- What is asked -
Scan the data below and pick out the lines containing the word "прочность".

════════

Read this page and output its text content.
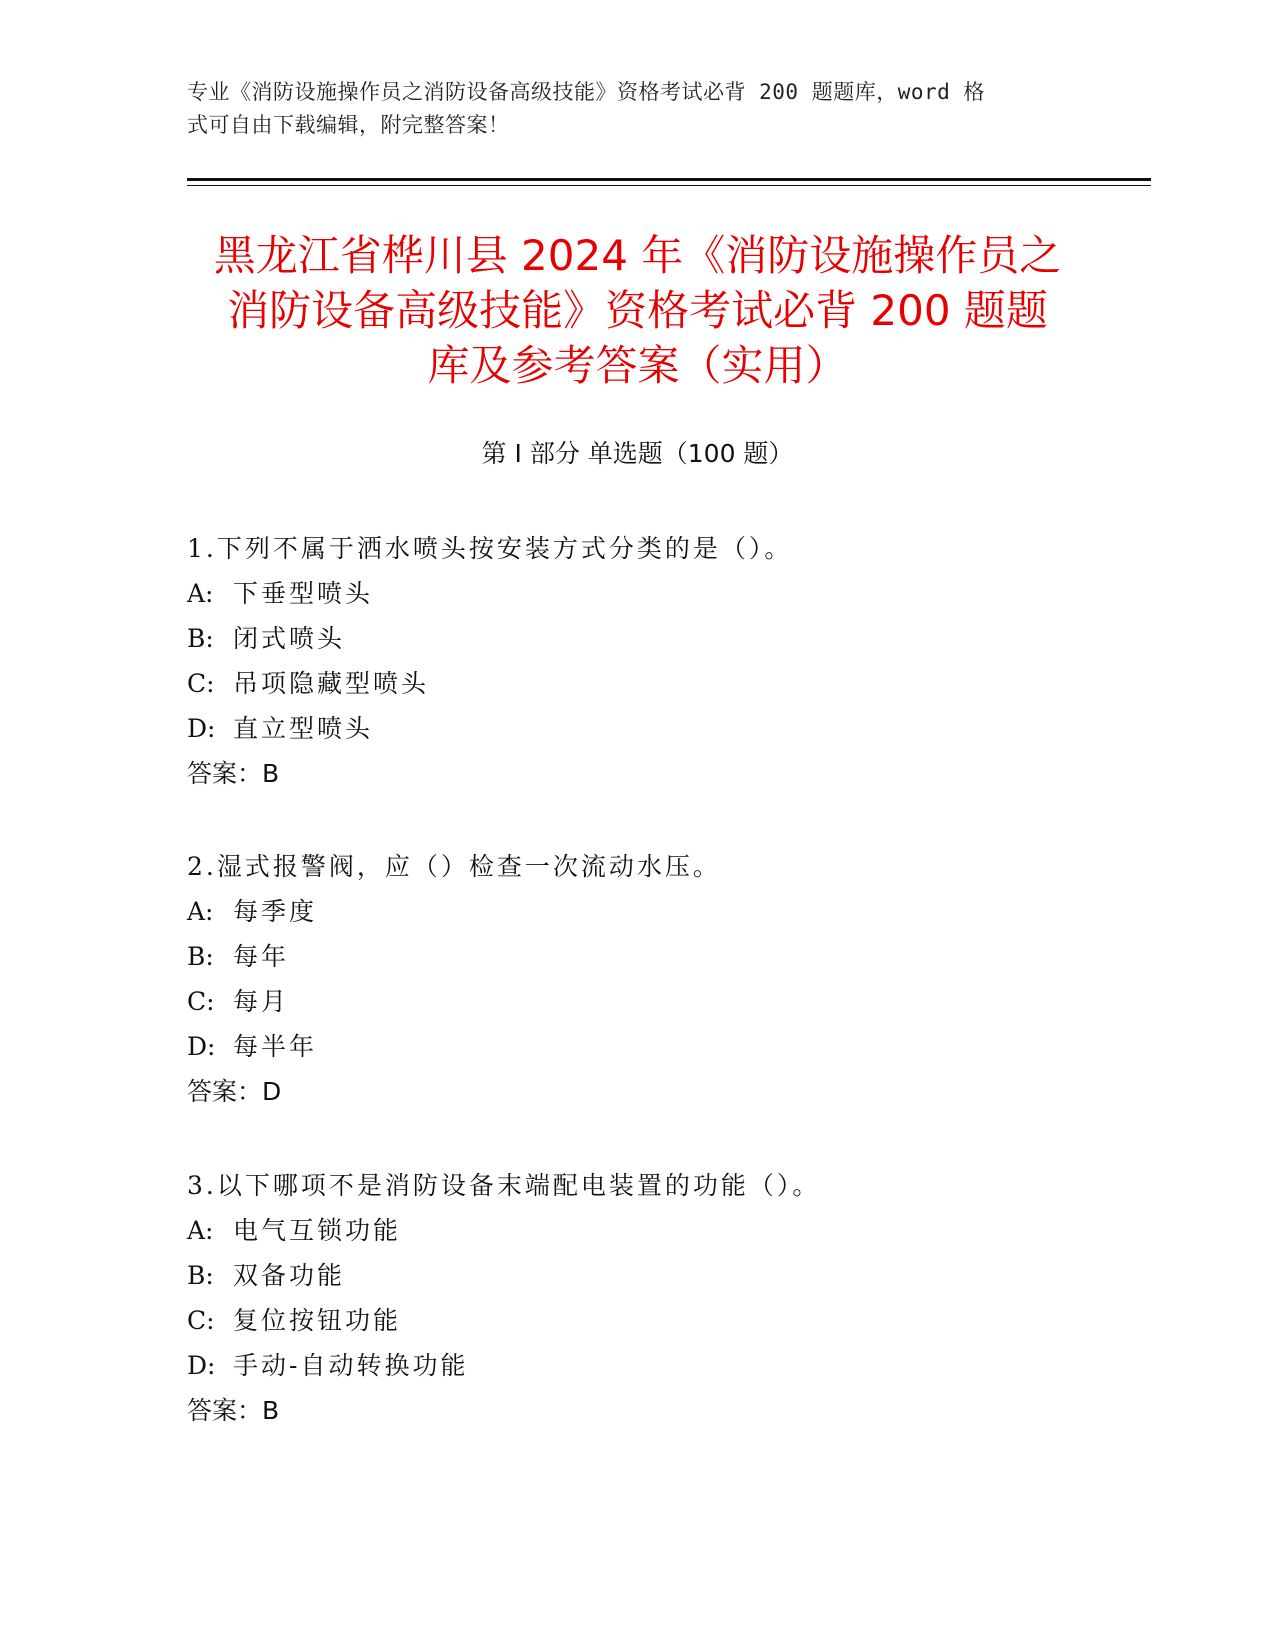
专业《消防设施操作员之消防设备高级技能》资格考试必背 200 题题库，word 格
式可自由下载编辑，附完整答案！
黑龙江省桦川县 2024 年《消防设施操作员之
消防设备高级技能》资格考试必背 200 题题
库及参考答案（实用）
第 I 部分 单选题（100 题）
1.下列不属于洒水喷头按安装方式分类的是（）。
A: 下垂型喷头
B: 闭式喷头
C: 吊项隐藏型喷头
D: 直立型喷头
答案：B
2.湿式报警阀，应（）检查一次流动水压。
A: 每季度
B: 每年
C: 每月
D: 每半年
答案：D
3.以下哪项不是消防设备末端配电装置的功能（）。
A: 电气互锁功能
B: 双备功能
C: 复位按钮功能
D: 手动-自动转换功能
答案：B
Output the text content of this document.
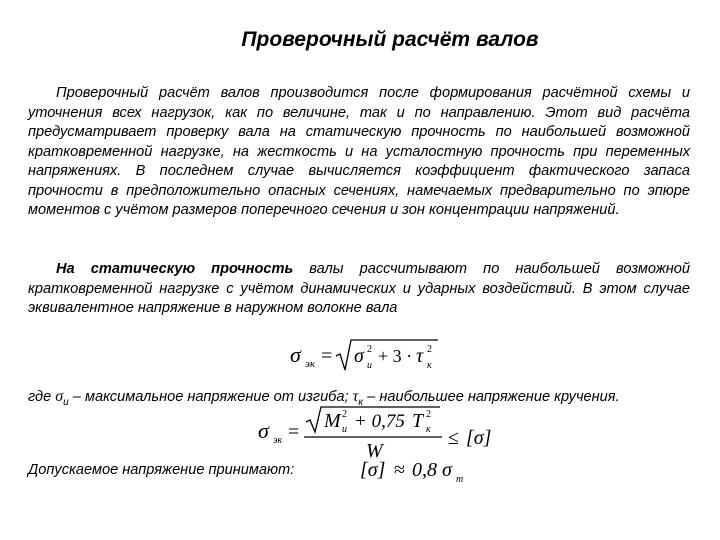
Проверочный расчёт валов

Проверочный расчёт валов производится после формирования расчётной схемы и уточнения всех нагрузок, как по величине, так и по направлению. Этот вид расчёта предусматривает проверку вала на статическую прочность по наибольшей возможной кратковременной нагрузке, на жесткость и на усталостную прочность при переменных напряжениях. В последнем случае вычисляется коэффициент фактического запаса прочности в предположительно опасных сечениях, намечаемых предварительно по эпюре моментов с учётом размеров поперечного сечения и зон концентрации напряжений.

На статическую прочность валы рассчитывают по наибольшей возможной кратковременной нагрузке с учётом динамических и ударных воздействий. В этом случае эквивалентное напряжение в наружном волокне вала

σ эк = σ 2
и + 3 · τ 2
к
где $\sigma_и$ – максимальное напряжение от изгиба; $\tau_к$ – наибольшее напряжение кручения.
σ эк = M 2
и + 0,75 T 2
к
W
≤ [σ]
Допускаемое напряжение принимают:	[σ] ≈ 0,8 σ т
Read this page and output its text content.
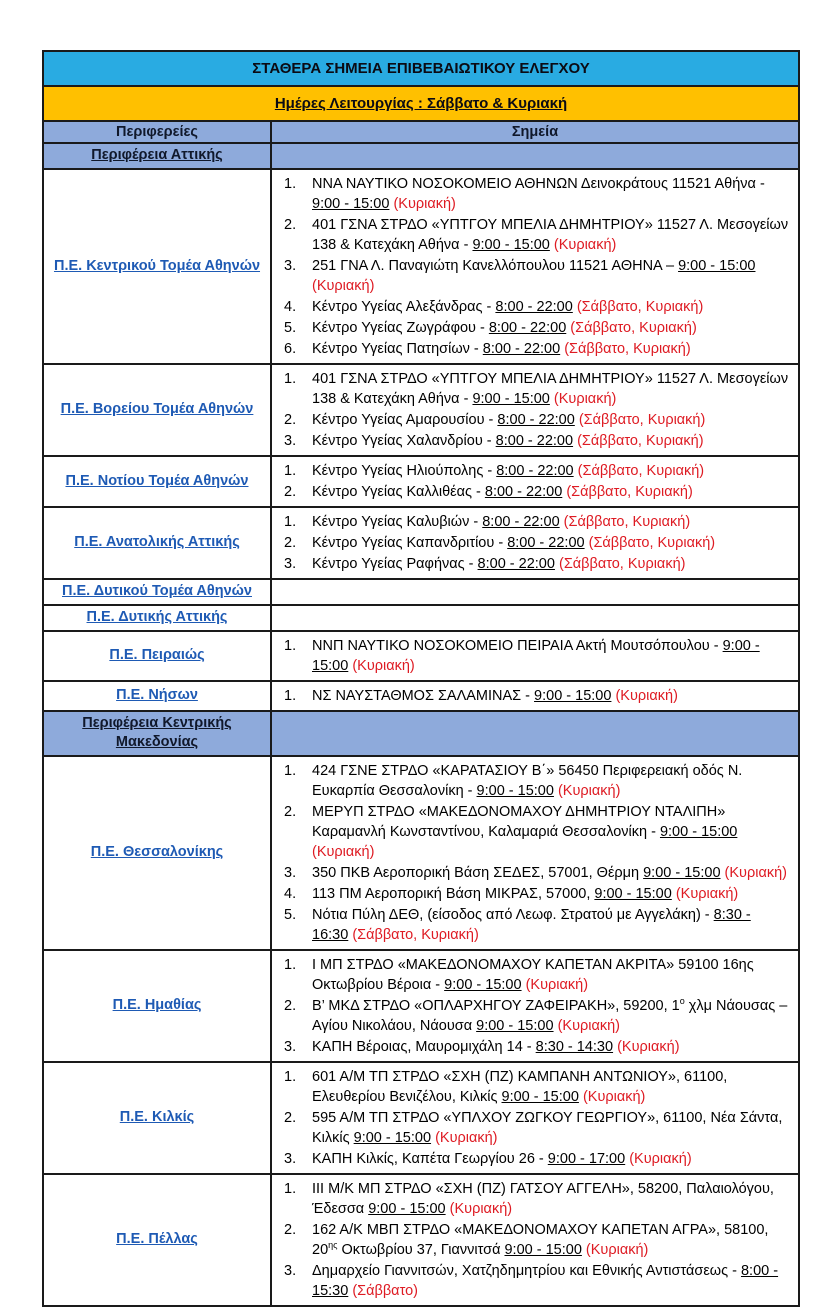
ΣΤΑΘΕΡΑ ΣΗΜΕΙΑ ΕΠΙΒΕΒΑΙΩΤΙΚΟΥ ΕΛΕΓΧΟΥ	
Ημέρες Λειτουργίας : Σάββατο & Κυριακή	
Περιφερείες	Σημεία

Περιφέρεια Αττικής	

Π.Ε. Κεντρικού Τομέα Αθηνών	
ΝΝΑ ΝΑΥΤΙΚΟ ΝΟΣΟΚΟΜΕΙΟ ΑΘΗΝΩΝ Δεινοκράτους 11521 Αθήνα - 9:00 - 15:00 (Κυριακή)
401 ΓΣΝΑ ΣΤΡΔΟ «ΥΠΤΓΟΥ ΜΠΕΛΙΑ ΔΗΜΗΤΡΙΟΥ» 11527 Λ. Μεσογείων 138 & Κατεχάκη Αθήνα - 9:00 - 15:00 (Κυριακή)
251 ΓΝΑ Λ. Παναγιώτη Κανελλόπουλου 11521 ΑΘΗΝΑ – 9:00 - 15:00 (Κυριακή)
Κέντρο Υγείας Αλεξάνδρας - 8:00 - 22:00 (Σάββατο, Κυριακή)
Κέντρο Υγείας Ζωγράφου - 8:00 - 22:00 (Σάββατο, Κυριακή)
Κέντρο Υγείας Πατησίων - 8:00 - 22:00 (Σάββατο, Κυριακή)

Π.Ε. Βορείου Τομέα Αθηνών	
401 ΓΣΝΑ ΣΤΡΔΟ «ΥΠΤΓΟΥ ΜΠΕΛΙΑ ΔΗΜΗΤΡΙΟΥ» 11527 Λ. Μεσογείων 138 & Κατεχάκη Αθήνα - 9:00 - 15:00 (Κυριακή)
Κέντρο Υγείας Αμαρουσίου - 8:00 - 22:00 (Σάββατο, Κυριακή)
Κέντρο Υγείας Χαλανδρίου - 8:00 - 22:00 (Σάββατο, Κυριακή)

Π.Ε. Νοτίου Τομέα Αθηνών	
Κέντρο Υγείας Ηλιούπολης - 8:00 - 22:00 (Σάββατο, Κυριακή)
Κέντρο Υγείας Καλλιθέας - 8:00 - 22:00 (Σάββατο, Κυριακή)

Π.Ε. Ανατολικής Αττικής	
Κέντρο Υγείας Καλυβιών - 8:00 - 22:00 (Σάββατο, Κυριακή)
Κέντρο Υγείας Καπανδριτίου - 8:00 - 22:00 (Σάββατο, Κυριακή)
Κέντρο Υγείας Ραφήνας - 8:00 - 22:00 (Σάββατο, Κυριακή)

Π.Ε. Δυτικού Τομέα Αθηνών	

Π.Ε. Δυτικής Αττικής	

Π.Ε. Πειραιώς	
ΝΝΠ ΝΑΥΤΙΚΟ ΝΟΣΟΚΟΜΕΙΟ ΠΕΙΡΑΙΑ Ακτή Μουτσόπουλου - 9:00 - 15:00 (Κυριακή)

Π.Ε. Νήσων	ΝΣ ΝΑΥΣΤΑΘΜΟΣ ΣΑΛΑΜΙΝΑΣ - 9:00 - 15:00 (Κυριακή)

Περιφέρεια Κεντρικής
Μακεδονίας	

Π.Ε. Θεσσαλονίκης	
424 ΓΣΝΕ ΣΤΡΔΟ «ΚΑΡΑΤΑΣΙΟΥ Β΄» 56450 Περιφερειακή οδός Ν. Ευκαρπία Θεσσαλονίκη - 9:00 - 15:00 (Κυριακή)
ΜΕΡΥΠ ΣΤΡΔΟ «ΜΑΚΕΔΟΝΟΜΑΧΟΥ ΔΗΜΗΤΡΙΟΥ ΝΤΑΛΙΠΗ» Καραμανλή Κωνσταντίνου, Καλαμαριά Θεσσαλονίκη - 9:00 - 15:00 (Κυριακή)
350 ΠΚΒ Αεροπορική Βάση ΣΕΔΕΣ, 57001, Θέρμη 9:00 - 15:00 (Κυριακή)
113 ΠΜ Αεροπορική Βάση ΜΙΚΡΑΣ, 57000, 9:00 - 15:00 (Κυριακή)
Νότια Πύλη ΔΕΘ, (είσοδος από Λεωφ. Στρατού με Αγγελάκη) - 8:30 - 16:30 (Σάββατο, Κυριακή)

Π.Ε. Ημαθίας	
Ι ΜΠ ΣΤΡΔΟ «ΜΑΚΕΔΟΝΟΜΑΧΟΥ ΚΑΠΕΤΑΝ ΑΚΡΙΤΑ» 59100 16ης Οκτωβρίου Βέροια - 9:00 - 15:00 (Κυριακή)
Β’ ΜΚΔ ΣΤΡΔΟ «ΟΠΛΑΡΧΗΓΟΥ ΖΑΦΕΙΡΑΚΗ», 59200, $1^o$ χλμ Νάουσας – Αγίου Νικολάου, Νάουσα 9:00 - 15:00 (Κυριακή)
ΚΑΠΗ Βέροιας, Μαυρομιχάλη 14 - 8:30 - 14:30 (Κυριακή)

Π.Ε. Κιλκίς	
601 Α/Μ ΤΠ ΣΤΡΔΟ «ΣΧΗ (ΠΖ) ΚΑΜΠΑΝΗ ΑΝΤΩΝΙΟΥ», 61100, Ελευθερίου Βενιζέλου, Κιλκίς 9:00 - 15:00 (Κυριακή)
595 Α/Μ ΤΠ ΣΤΡΔΟ «ΥΠΛΧΟΥ ΖΩΓΚΟΥ ΓΕΩΡΓΙΟΥ», 61100, Νέα Σάντα, Κιλκίς 9:00 - 15:00 (Κυριακή)
ΚΑΠΗ Κιλκίς, Καπέτα Γεωργίου 26 - 9:00 - 17:00 (Κυριακή)

Π.Ε. Πέλλας	
ΙΙΙ Μ/Κ ΜΠ ΣΤΡΔΟ «ΣΧΗ (ΠΖ) ΓΑΤΣΟΥ ΑΓΓΕΛΗ», 58200, Παλαιολόγου, Έδεσσα 9:00 - 15:00 (Κυριακή)
162 Α/Κ ΜΒΠ ΣΤΡΔΟ «ΜΑΚΕΔΟΝΟΜΑΧΟΥ ΚΑΠΕΤΑΝ ΑΓΡΑ», 58100, $20^{\eta\varsigma}$ Οκτωβρίου 37, Γιαννιτσά 9:00 - 15:00 (Κυριακή)
Δημαρχείο Γιαννιτσών, Χατζηδημητρίου και Εθνικής Αντιστάσεως - 8:00 - 15:30 (Σάββατο)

════════

- Task output -
Проверочный расчёт валов производится после формирования расчётной схемы и уточнения всех нагрузок, как по величине, так и по направлению. Этот вид расчёта предусматривает проверку вала на статическую прочность по наибольшей возможной кратковременной нагрузке, на жесткость и на усталостную прочность при переменных напряжениях. В последнем случае вычисляется коэффициент фактического запаса прочности в предположительно опасных сечениях, намечаемых предварительно по эпюре моментов с учётом размеров поперечного сечения и зон концентрации напряжений.
На статическую прочность валы рассчитывают по наибольшей возможной кратковременной нагрузке с учётом динамических и ударных воздействий. В этом случае эквивалентное напряжение в наружном волокне вала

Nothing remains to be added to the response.